* What you need to do *
a) In the passage about the Kerberos error on IIS, rewrite the part that opens with the words "After extensive Googling" and closes with "original problem server.", replacing "MyPoolUser" with "AppPoolUser".
b) Translate this sentence from the passage about the Kerberos error on IIS into Spanish: "This issue occurs when the Web site uses Integrated Authentication and has a name that is mapped to the local loopback address."

* Passage provided *
I am seeing an entry in the IIS6 server's System Event Log the first time I try to access the site via the non-localhost url (ie http://iis/myapp). FQDN urls fail too.
Source: Kerberos, Event ID: 4
The kerberos client received a KRB_AP_ERR_MODIFIED error from the server host/iis.test.local. The target name used was HTTP/iis.test.local. This indicates that the password used to encrypt the kerberos service ticket is different than that on the target server. Commonly, this is due to identically named machine accounts in the target realm (TEST.LOCAL), and the client realm.
After extensive Googling I managed to find a solution on the following MSDN article:
How To: Create a Service Account for an ASP.NET 2.0 Application
Specifically the Additional Considerations section which describes "Creating Service Principal Names (SPNs) for Domain Accounts" using the setspn tool from the Windows Support Tools:
setspn -A HTTP/myserver MYDOMAIN\MyPoolUser
setspn -A HTTP/myserver.fqdn.com MYDOMAIN\MyPoolUser
This solved my problem on both my virtual test lab and my original problem server.
There is also an important note in the article that using Windows Authentication with custom pool users constrains the associated DNS name to be used by that pool only. That is, another pool with another identity would need to be associated with a different DNS name.
Sounds like the new Loopback check security feature of Windows Server 2003 SP1. As I understand it, is designed to prevent a particular type of interception attack.
From http://support.microsoft.com/kb/896861
SYMPTOMS
When you use the fully qualified domain name (FQDN) or a custom host header to browse a local Web site that is hosted on a computer that is running Microsoft Internet Information Services (IIS) 5.1 or IIS 6, you may receive an error message that resembles the following:
HTTP 401.1 - Unauthorized: Logon Failed
This issue occurs when the Web site uses Integrated Authentication and has a name that is mapped to the local loopback address.
Note You only receive this error message if you try to browse the Web site directly on the server. If you browse the Web site from a client computer, the Web site works as expected.
CAUSE
This issue occurs if you install Microsoft Windows XP Service Pack 2 (SP2) or Microsoft Windows Server 2003 Service Pack 1 (SP1). Windows XP SP2 and Windows Server 2003 SP1 include a loopback check security feature that is designed to help prevent reflection attacks on your computer. Therefore, authentication fails if the FQDN or the custom host header that you use does not match the local computer name.

* Dataset entries *
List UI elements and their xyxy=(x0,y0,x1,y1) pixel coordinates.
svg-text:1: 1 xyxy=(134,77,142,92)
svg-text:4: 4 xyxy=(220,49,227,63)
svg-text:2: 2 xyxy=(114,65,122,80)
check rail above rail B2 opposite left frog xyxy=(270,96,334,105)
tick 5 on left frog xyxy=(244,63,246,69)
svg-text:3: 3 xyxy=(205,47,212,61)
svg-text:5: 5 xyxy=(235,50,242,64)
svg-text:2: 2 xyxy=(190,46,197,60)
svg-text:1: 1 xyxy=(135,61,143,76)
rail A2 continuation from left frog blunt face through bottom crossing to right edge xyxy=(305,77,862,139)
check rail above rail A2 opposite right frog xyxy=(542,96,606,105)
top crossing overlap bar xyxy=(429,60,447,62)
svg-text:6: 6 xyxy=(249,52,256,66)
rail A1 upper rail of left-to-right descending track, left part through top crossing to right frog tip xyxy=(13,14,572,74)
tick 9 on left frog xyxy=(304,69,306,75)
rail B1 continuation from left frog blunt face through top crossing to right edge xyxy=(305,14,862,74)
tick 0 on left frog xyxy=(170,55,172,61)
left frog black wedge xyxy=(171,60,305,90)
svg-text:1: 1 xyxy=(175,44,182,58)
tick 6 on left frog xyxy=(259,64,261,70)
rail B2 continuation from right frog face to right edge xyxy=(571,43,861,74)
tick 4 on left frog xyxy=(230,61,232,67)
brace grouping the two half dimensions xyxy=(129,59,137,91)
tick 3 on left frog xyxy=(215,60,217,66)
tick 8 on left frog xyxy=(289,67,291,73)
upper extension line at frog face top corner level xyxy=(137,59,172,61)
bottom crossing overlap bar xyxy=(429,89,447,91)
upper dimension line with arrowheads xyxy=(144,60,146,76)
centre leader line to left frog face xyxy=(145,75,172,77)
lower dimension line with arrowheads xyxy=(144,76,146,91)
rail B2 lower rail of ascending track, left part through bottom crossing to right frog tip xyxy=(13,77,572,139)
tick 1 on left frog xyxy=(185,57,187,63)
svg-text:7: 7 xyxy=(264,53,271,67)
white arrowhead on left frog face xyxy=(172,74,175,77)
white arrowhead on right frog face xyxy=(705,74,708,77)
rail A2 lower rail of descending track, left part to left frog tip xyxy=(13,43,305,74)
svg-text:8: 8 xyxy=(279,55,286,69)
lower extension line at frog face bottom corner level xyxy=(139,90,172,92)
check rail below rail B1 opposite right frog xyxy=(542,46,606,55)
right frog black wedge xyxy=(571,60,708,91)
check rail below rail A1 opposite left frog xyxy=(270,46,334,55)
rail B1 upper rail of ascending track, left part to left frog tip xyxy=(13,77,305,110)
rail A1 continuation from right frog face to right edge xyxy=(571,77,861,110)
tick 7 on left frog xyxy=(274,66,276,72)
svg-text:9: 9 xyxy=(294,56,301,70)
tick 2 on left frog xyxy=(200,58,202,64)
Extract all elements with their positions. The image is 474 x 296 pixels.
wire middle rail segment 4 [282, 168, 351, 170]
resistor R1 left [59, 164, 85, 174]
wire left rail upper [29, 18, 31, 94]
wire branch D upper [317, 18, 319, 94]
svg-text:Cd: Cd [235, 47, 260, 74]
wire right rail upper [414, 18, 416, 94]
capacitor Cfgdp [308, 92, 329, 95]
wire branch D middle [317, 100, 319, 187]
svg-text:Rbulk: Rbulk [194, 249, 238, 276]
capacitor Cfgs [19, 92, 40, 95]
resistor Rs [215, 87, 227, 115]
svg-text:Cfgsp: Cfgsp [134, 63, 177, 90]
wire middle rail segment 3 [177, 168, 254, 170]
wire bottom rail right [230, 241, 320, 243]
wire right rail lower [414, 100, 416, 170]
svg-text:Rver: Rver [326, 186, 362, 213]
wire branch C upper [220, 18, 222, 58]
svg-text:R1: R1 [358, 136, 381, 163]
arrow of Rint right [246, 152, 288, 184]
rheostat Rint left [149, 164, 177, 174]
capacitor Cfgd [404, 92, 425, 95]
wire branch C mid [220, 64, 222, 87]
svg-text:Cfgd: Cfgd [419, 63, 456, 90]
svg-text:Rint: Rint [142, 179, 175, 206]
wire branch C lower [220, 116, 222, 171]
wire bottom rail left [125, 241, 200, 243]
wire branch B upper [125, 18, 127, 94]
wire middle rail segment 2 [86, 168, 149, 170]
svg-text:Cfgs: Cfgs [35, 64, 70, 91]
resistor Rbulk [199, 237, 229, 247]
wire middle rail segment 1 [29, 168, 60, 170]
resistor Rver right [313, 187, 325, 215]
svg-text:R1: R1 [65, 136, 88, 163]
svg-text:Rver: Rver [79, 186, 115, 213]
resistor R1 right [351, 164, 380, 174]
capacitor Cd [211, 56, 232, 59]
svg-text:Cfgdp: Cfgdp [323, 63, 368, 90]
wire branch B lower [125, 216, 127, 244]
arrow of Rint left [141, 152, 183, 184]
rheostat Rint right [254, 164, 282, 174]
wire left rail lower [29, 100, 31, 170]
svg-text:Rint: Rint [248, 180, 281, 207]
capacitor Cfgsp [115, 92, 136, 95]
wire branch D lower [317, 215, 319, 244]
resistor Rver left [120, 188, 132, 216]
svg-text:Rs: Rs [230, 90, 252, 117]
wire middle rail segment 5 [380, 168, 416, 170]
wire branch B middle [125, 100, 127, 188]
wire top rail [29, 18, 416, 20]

* Solutions to the tasks *
a)
After extensive Googling I managed to find a solution on the following MSDN article:
How To: Create a Service Account for an ASP.NET 2.0 Application
Specifically the Additional Considerations section which describes "Creating Service Principal Names (SPNs) for Domain Accounts" using the setspn tool from the Windows Support Tools:
setspn -A HTTP/myserver MYDOMAIN\AppPoolUser
setspn -A HTTP/myserver.fqdn.com MYDOMAIN\AppPoolUser
This solved my problem on both my virtual test lab and my original problem server.

b) Este problema se produce cuando el sitio web utiliza la autenticación integrada y tiene un nombre asignado a la dirección de bucle invertido local.